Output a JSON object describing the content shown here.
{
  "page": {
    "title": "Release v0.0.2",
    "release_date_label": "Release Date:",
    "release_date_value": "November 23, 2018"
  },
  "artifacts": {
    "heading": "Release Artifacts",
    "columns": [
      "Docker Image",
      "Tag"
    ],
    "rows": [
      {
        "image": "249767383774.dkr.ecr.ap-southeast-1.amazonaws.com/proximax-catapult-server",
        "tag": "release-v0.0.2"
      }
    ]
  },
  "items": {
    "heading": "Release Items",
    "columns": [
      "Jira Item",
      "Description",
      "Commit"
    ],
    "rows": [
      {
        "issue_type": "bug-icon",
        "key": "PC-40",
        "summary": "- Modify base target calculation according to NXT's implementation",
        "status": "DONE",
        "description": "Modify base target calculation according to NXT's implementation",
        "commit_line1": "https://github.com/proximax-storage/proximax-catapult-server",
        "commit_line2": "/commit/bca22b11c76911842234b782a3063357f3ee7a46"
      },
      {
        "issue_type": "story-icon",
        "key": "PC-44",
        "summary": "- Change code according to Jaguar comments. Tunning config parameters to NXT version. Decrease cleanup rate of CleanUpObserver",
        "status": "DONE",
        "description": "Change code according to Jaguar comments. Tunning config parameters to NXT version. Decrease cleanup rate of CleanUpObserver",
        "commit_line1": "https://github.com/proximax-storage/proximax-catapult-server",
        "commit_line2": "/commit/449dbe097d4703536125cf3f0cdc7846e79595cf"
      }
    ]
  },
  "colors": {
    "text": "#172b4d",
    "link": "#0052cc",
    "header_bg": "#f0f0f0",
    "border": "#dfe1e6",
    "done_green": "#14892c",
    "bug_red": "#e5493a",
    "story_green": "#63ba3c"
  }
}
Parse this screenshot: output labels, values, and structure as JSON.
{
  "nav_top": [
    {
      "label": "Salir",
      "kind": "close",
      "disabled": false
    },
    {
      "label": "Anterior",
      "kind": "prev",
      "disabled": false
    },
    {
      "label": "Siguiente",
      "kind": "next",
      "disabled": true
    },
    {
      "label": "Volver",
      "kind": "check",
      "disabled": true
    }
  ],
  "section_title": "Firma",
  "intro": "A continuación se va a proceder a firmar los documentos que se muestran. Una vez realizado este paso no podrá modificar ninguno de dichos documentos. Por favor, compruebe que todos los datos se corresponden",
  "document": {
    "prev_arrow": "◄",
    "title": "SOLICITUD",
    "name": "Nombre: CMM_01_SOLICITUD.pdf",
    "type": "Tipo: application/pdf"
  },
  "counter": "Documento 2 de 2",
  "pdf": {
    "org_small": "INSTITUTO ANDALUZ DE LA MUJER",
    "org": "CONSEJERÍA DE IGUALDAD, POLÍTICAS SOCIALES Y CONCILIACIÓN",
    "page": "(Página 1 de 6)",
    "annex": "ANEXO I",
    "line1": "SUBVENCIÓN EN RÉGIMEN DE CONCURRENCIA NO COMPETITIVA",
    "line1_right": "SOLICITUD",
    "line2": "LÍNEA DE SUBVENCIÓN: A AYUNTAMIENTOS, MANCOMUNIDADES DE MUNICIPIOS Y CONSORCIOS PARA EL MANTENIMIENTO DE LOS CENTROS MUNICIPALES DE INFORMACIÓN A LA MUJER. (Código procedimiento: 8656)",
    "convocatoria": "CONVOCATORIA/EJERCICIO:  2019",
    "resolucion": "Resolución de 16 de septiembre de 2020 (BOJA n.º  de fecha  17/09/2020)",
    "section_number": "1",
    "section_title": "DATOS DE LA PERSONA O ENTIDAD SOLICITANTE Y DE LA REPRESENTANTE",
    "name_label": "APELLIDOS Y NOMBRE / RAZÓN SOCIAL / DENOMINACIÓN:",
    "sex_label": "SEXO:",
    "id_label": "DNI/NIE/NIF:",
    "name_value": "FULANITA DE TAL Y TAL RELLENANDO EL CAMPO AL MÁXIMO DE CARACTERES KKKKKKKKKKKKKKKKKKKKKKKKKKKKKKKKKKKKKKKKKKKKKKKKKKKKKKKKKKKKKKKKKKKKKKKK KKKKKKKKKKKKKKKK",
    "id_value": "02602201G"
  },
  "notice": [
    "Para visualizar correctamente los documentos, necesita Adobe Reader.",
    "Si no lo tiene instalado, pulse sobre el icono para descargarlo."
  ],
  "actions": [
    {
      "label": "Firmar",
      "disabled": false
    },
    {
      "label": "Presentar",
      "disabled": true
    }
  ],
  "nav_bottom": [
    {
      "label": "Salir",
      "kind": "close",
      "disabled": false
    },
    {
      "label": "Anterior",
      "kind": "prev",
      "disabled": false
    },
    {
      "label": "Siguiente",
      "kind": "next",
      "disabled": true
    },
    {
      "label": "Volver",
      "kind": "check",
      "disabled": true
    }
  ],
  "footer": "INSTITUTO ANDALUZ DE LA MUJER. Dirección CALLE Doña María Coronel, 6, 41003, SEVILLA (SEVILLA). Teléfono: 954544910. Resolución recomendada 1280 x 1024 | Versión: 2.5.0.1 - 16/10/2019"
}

What is expected: Each record above should be repeated exactly as it appears.

Output of the task:
Output a JSON object describing the content shown here.
{
  "page": {
    "title": "Release v0.0.2",
    "release_date_label": "Release Date:",
    "release_date_value": "November 23, 2018"
  },
  "artifacts": {
    "heading": "Release Artifacts",
    "columns": [
      "Docker Image",
      "Tag"
    ],
    "rows": [
      {
        "image": "249767383774.dkr.ecr.ap-southeast-1.amazonaws.com/proximax-catapult-server",
        "tag": "release-v0.0.2"
      }
    ]
  },
  "items": {
    "heading": "Release Items",
    "columns": [
      "Jira Item",
      "Description",
      "Commit"
    ],
    "rows": [
      {
        "issue_type": "bug-icon",
        "key": "PC-40",
        "summary": "- Modify base target calculation according to NXT's implementation",
        "status": "DONE",
        "description": "Modify base target calculation according to NXT's implementation",
        "commit_line1": "https://github.com/proximax-storage/proximax-catapult-server",
        "commit_line2": "/commit/bca22b11c76911842234b782a3063357f3ee7a46"
      },
      {
        "issue_type": "story-icon",
        "key": "PC-44",
        "summary": "- Change code according to Jaguar comments. Tunning config parameters to NXT version. Decrease cleanup rate of CleanUpObserver",
        "status": "DONE",
        "description": "Change code according to Jaguar comments. Tunning config parameters to NXT version. Decrease cleanup rate of CleanUpObserver",
        "commit_line1": "https://github.com/proximax-storage/proximax-catapult-server",
        "commit_line2": "/commit/449dbe097d4703536125cf3f0cdc7846e79595cf"
      }
    ]
  },
  "colors": {
    "text": "#172b4d",
    "link": "#0052cc",
    "header_bg": "#f0f0f0",
    "border": "#dfe1e6",
    "done_green": "#14892c",
    "bug_red": "#e5493a",
    "story_green": "#63ba3c"
  }
}
Parse this screenshot: output labels, values, and structure as JSON.
{
  "nav_top": [
    {
      "label": "Salir",
      "kind": "close",
      "disabled": false
    },
    {
      "label": "Anterior",
      "kind": "prev",
      "disabled": false
    },
    {
      "label": "Siguiente",
      "kind": "next",
      "disabled": true
    },
    {
      "label": "Volver",
      "kind": "check",
      "disabled": true
    }
  ],
  "section_title": "Firma",
  "intro": "A continuación se va a proceder a firmar los documentos que se muestran. Una vez realizado este paso no podrá modificar ninguno de dichos documentos. Por favor, compruebe que todos los datos se corresponden",
  "document": {
    "prev_arrow": "◄",
    "title": "SOLICITUD",
    "name": "Nombre: CMM_01_SOLICITUD.pdf",
    "type": "Tipo: application/pdf"
  },
  "counter": "Documento 2 de 2",
  "pdf": {
    "org_small": "INSTITUTO ANDALUZ DE LA MUJER",
    "org": "CONSEJERÍA DE IGUALDAD, POLÍTICAS SOCIALES Y CONCILIACIÓN",
    "page": "(Página 1 de 6)",
    "annex": "ANEXO I",
    "line1": "SUBVENCIÓN EN RÉGIMEN DE CONCURRENCIA NO COMPETITIVA",
    "line1_right": "SOLICITUD",
    "line2": "LÍNEA DE SUBVENCIÓN: A AYUNTAMIENTOS, MANCOMUNIDADES DE MUNICIPIOS Y CONSORCIOS PARA EL MANTENIMIENTO DE LOS CENTROS MUNICIPALES DE INFORMACIÓN A LA MUJER. (Código procedimiento: 8656)",
    "convocatoria": "CONVOCATORIA/EJERCICIO:  2019",
    "resolucion": "Resolución de 16 de septiembre de 2020 (BOJA n.º  de fecha  17/09/2020)",
    "section_number": "1",
    "section_title": "DATOS DE LA PERSONA O ENTIDAD SOLICITANTE Y DE LA REPRESENTANTE",
    "name_label": "APELLIDOS Y NOMBRE / RAZÓN SOCIAL / DENOMINACIÓN:",
    "sex_label": "SEXO:",
    "id_label": "DNI/NIE/NIF:",
    "name_value": "FULANITA DE TAL Y TAL RELLENANDO EL CAMPO AL MÁXIMO DE CARACTERES KKKKKKKKKKKKKKKKKKKKKKKKKKKKKKKKKKKKKKKKKKKKKKKKKKKKKKKKKKKKKKKKKKKKKKKK KKKKKKKKKKKKKKKK",
    "id_value": "02602201G"
  },
  "notice": [
    "Para visualizar correctamente los documentos, necesita Adobe Reader.",
    "Si no lo tiene instalado, pulse sobre el icono para descargarlo."
  ],
  "actions": [
    {
      "label": "Firmar",
      "disabled": false
    },
    {
      "label": "Presentar",
      "disabled": true
    }
  ],
  "nav_bottom": [
    {
      "label": "Salir",
      "kind": "close",
      "disabled": false
    },
    {
      "label": "Anterior",
      "kind": "prev",
      "disabled": false
    },
    {
      "label": "Siguiente",
      "kind": "next",
      "disabled": true
    },
    {
      "label": "Volver",
      "kind": "check",
      "disabled": true
    }
  ],
  "footer": "INSTITUTO ANDALUZ DE LA MUJER. Dirección CALLE Doña María Coronel, 6, 41003, SEVILLA (SEVILLA). Teléfono: 954544910. Resolución recomendada 1280 x 1024 | Versión: 2.5.0.1 - 16/10/2019"
}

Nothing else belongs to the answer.